[Extracts from a graphics dataset]
######
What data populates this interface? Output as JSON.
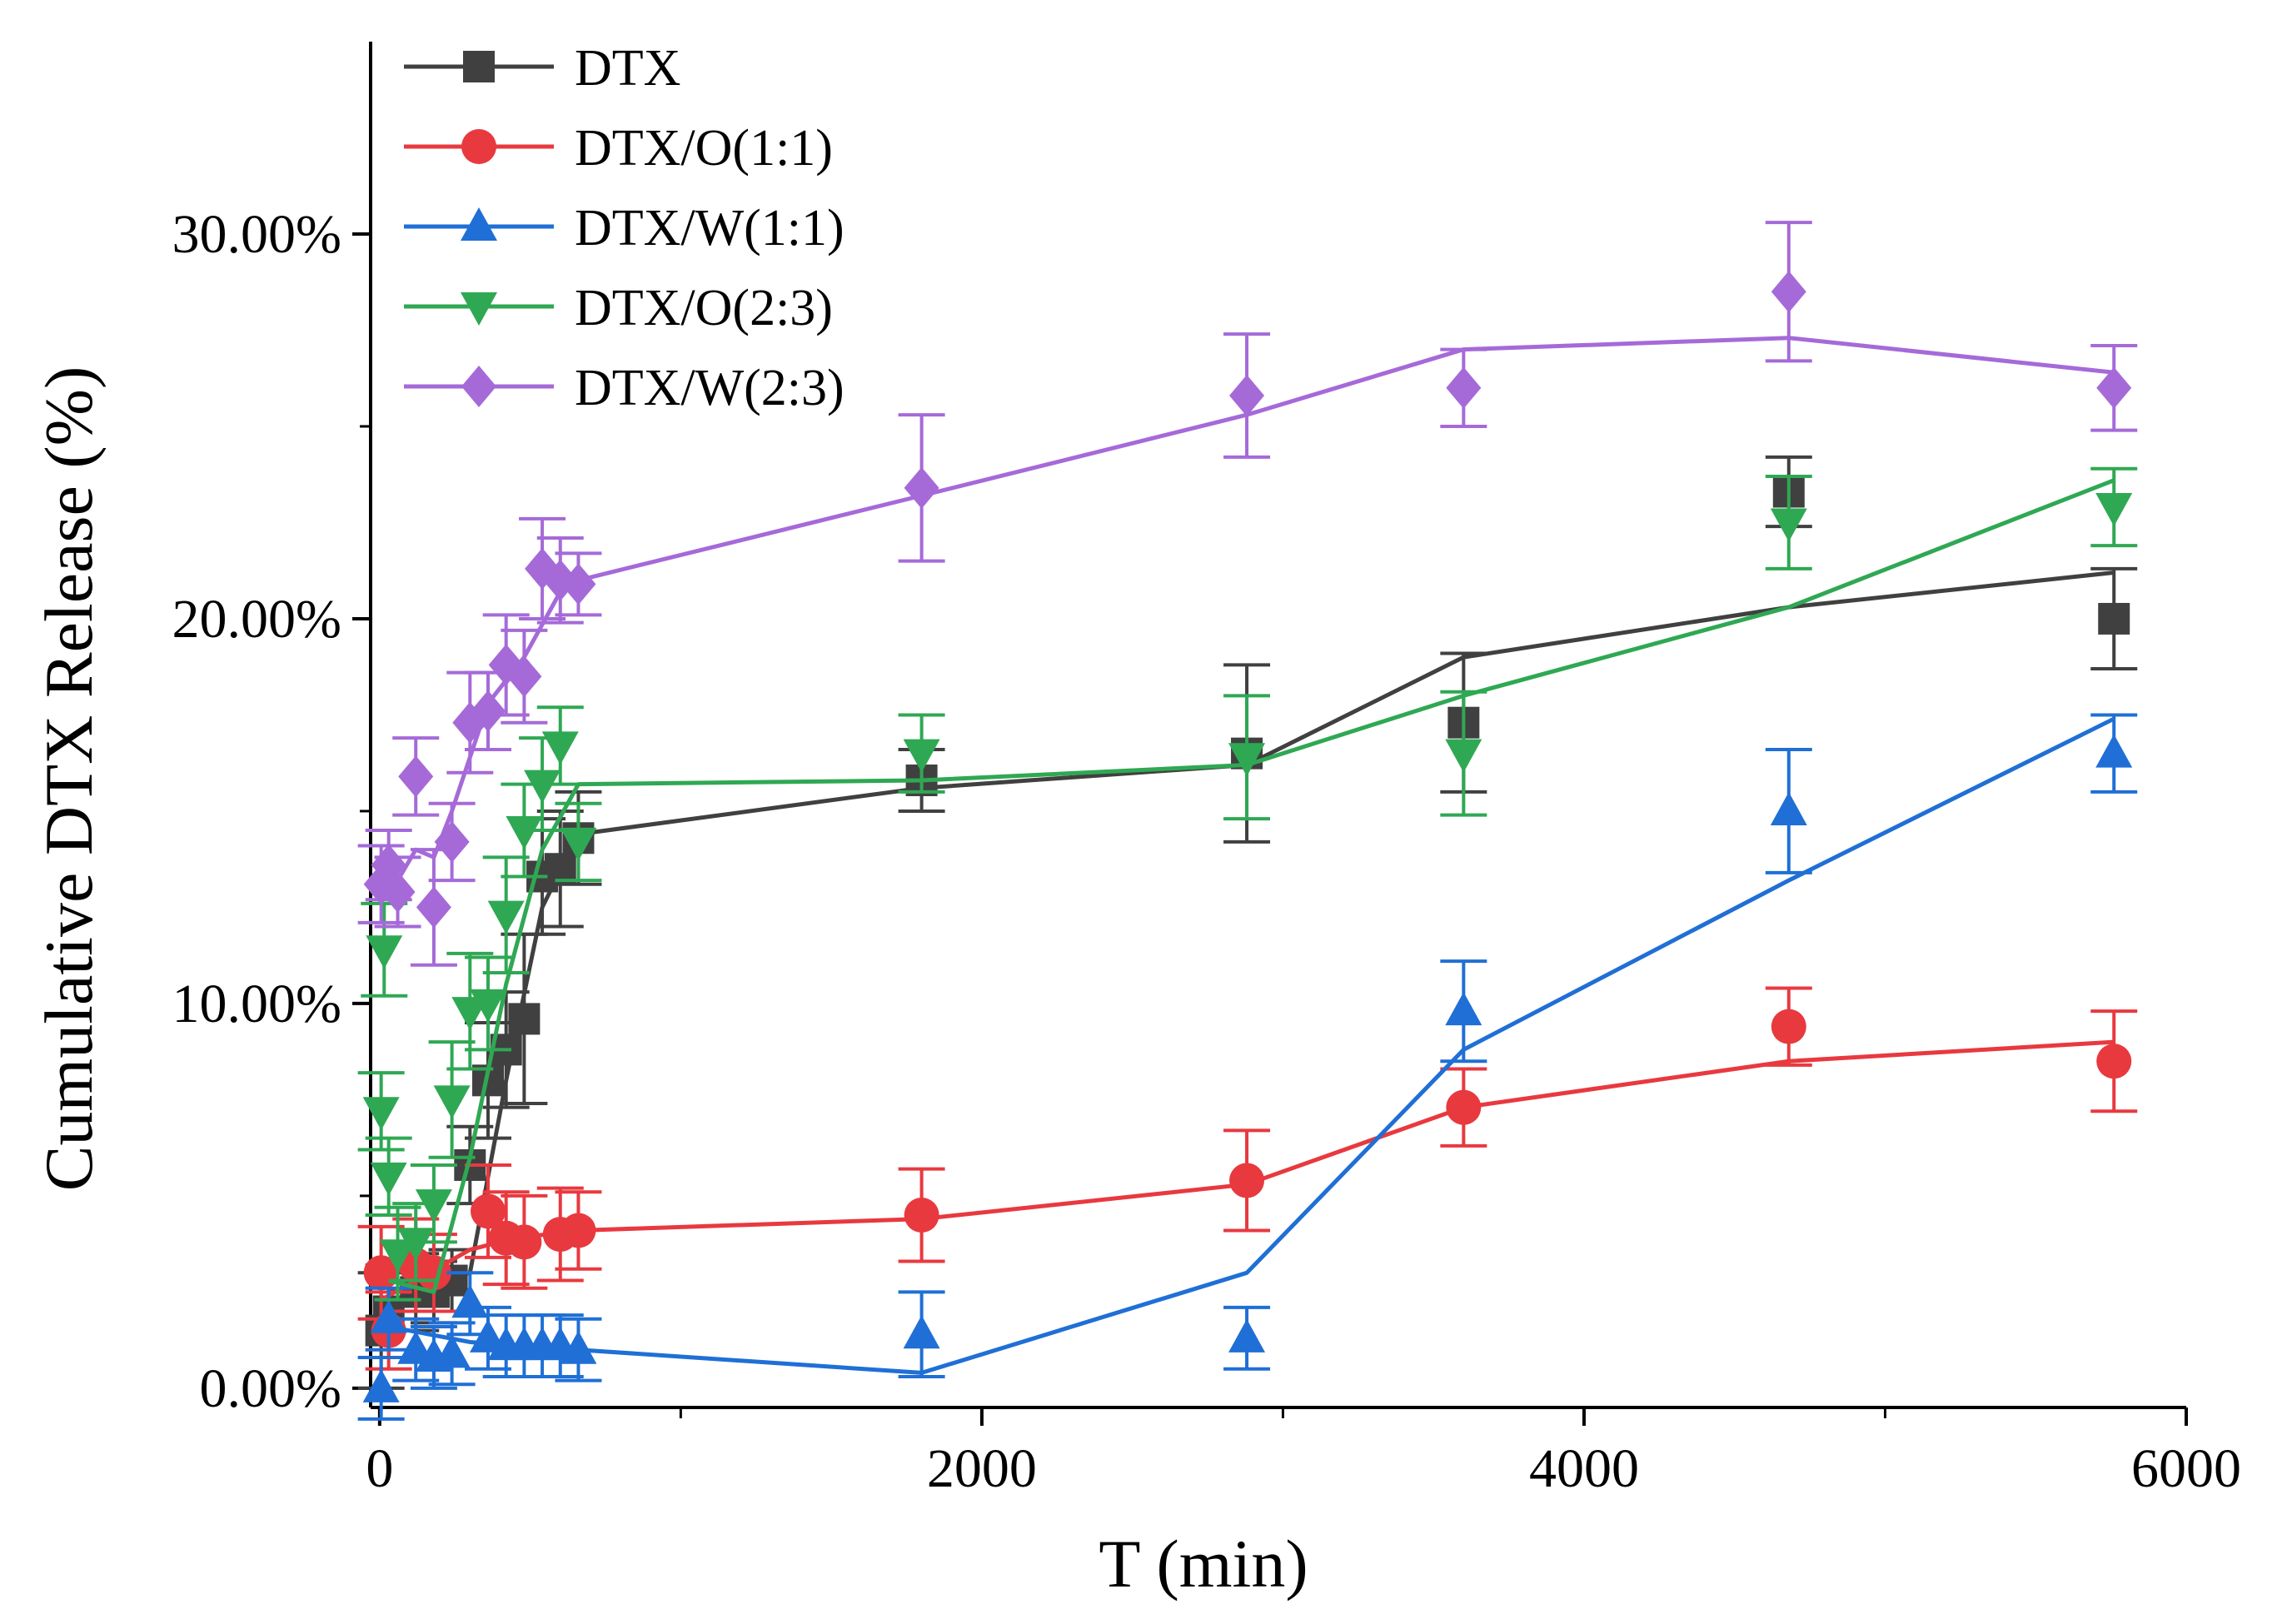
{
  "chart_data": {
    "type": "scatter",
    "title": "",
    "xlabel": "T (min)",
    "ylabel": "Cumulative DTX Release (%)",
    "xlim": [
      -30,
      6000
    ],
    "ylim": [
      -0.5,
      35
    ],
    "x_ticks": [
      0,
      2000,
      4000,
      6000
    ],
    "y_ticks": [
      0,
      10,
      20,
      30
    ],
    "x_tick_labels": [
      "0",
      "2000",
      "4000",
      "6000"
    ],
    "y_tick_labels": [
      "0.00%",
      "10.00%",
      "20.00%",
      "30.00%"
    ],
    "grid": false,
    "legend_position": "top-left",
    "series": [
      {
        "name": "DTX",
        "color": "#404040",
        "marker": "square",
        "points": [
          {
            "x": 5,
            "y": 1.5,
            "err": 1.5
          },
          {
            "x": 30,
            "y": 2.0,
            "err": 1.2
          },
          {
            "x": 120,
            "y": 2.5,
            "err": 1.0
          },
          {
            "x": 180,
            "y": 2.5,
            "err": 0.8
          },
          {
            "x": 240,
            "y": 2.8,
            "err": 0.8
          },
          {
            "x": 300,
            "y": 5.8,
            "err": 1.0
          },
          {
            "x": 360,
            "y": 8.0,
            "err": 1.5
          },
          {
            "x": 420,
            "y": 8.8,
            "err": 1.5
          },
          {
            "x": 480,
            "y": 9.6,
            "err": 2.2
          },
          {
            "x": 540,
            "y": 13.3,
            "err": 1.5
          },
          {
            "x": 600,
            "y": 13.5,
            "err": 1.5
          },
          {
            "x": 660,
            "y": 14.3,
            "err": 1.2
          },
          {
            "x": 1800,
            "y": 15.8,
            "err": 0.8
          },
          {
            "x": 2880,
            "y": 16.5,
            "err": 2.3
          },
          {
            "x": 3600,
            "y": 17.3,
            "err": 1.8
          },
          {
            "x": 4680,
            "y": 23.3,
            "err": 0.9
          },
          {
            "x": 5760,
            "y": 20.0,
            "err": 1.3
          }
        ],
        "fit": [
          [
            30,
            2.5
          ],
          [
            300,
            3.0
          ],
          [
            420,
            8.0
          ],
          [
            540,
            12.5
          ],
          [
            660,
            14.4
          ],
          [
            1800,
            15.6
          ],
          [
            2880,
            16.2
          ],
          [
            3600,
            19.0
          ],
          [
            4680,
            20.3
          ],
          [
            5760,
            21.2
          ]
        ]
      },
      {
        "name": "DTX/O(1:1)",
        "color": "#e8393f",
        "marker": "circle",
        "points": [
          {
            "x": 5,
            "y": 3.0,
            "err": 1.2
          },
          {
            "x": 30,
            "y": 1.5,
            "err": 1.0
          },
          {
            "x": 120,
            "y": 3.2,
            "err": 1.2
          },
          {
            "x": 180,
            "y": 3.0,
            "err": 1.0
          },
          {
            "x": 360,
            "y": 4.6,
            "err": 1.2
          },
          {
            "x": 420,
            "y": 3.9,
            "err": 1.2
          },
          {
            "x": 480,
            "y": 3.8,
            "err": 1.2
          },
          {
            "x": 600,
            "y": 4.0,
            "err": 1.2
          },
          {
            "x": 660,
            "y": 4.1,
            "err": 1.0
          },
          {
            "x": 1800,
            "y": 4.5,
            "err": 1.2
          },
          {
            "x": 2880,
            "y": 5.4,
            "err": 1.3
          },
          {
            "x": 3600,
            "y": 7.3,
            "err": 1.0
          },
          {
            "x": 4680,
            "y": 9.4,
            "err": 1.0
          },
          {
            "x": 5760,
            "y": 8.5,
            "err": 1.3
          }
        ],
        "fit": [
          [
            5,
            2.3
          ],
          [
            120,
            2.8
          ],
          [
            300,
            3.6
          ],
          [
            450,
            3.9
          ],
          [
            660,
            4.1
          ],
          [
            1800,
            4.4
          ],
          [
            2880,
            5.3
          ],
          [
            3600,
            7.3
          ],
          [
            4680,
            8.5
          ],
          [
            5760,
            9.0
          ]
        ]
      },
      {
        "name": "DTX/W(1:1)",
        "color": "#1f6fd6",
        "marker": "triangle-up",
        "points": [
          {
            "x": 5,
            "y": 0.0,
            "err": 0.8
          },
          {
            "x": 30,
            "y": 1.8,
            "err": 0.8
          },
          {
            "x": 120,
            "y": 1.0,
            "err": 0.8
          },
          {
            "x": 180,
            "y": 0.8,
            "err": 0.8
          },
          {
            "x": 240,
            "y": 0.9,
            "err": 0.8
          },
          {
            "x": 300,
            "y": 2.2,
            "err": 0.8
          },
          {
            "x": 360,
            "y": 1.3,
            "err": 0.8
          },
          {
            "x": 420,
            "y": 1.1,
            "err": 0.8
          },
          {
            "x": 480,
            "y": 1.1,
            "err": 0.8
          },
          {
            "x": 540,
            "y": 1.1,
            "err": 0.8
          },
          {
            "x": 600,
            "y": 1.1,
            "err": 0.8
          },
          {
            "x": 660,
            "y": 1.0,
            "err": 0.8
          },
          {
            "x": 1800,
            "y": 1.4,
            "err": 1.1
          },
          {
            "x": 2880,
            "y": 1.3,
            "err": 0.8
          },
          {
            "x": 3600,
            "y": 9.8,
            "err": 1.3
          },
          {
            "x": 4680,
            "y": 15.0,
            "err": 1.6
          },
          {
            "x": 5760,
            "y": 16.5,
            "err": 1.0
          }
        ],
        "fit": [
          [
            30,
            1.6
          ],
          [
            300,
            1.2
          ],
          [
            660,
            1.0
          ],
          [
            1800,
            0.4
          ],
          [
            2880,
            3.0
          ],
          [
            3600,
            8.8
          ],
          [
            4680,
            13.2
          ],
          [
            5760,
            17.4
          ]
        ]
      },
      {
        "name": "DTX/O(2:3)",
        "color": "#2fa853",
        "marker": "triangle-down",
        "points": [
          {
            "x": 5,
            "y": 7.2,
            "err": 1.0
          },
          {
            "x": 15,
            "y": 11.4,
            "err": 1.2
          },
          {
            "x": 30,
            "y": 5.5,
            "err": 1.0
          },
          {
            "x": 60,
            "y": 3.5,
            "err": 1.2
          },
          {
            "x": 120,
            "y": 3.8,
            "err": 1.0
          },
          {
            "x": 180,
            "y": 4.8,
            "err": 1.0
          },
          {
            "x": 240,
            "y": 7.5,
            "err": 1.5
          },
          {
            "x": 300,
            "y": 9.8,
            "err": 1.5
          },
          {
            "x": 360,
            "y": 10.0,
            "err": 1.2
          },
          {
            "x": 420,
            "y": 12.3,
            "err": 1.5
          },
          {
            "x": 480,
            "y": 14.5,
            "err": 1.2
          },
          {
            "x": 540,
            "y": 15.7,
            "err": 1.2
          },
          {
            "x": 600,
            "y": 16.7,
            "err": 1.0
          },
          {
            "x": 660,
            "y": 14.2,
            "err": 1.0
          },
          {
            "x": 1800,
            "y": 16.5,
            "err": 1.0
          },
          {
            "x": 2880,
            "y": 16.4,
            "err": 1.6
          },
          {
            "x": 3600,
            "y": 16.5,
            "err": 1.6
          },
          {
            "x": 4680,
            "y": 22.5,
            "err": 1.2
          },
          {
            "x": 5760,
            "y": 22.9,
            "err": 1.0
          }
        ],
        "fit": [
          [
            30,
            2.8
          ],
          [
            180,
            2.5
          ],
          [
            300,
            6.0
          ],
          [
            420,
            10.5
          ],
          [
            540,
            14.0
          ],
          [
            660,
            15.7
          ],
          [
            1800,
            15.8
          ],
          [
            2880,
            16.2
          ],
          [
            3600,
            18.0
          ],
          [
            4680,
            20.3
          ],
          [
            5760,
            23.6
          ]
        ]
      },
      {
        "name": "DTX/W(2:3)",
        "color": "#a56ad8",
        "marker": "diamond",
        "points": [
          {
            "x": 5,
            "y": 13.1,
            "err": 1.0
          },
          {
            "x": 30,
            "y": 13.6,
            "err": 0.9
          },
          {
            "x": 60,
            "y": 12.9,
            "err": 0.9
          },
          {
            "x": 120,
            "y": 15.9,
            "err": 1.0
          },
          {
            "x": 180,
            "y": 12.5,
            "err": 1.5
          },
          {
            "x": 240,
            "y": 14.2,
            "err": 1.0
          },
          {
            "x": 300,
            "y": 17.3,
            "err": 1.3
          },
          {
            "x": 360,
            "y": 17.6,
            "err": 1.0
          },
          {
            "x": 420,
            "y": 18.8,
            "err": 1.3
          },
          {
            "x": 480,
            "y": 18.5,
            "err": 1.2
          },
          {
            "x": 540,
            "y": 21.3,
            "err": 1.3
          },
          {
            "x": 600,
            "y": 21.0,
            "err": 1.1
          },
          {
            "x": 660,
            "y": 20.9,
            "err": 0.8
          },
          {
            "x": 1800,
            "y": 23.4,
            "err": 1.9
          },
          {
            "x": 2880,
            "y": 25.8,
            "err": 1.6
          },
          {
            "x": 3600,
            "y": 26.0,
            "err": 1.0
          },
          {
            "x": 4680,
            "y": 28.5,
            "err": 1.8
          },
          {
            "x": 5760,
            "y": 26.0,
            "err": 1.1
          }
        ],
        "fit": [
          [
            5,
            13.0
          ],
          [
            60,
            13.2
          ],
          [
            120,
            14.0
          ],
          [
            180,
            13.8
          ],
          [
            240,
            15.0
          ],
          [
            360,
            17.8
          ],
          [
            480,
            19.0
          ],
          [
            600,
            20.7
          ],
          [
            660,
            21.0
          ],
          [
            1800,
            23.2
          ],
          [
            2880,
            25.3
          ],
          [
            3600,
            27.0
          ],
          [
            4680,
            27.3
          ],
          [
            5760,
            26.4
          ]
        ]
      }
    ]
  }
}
######
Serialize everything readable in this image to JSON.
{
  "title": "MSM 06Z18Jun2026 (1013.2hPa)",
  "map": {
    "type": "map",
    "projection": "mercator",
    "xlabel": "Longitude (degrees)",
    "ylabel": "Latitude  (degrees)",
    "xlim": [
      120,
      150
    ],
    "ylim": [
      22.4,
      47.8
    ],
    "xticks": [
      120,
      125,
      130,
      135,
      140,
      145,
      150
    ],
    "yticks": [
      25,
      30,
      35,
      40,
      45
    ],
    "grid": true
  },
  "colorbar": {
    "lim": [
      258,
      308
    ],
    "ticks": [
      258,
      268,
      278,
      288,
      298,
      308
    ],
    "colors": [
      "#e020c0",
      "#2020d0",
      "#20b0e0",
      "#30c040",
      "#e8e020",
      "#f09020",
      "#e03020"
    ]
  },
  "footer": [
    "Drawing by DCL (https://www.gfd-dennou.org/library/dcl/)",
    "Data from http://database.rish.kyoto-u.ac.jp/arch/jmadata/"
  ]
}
######
GOAL OF THE EXERCISE - Gather all the lines that include the word "title" and copy them out.

EXERCISE RESULT -
    "title": "",
  "title": "MSM 06Z18Jun2026 (1013.2hPa)",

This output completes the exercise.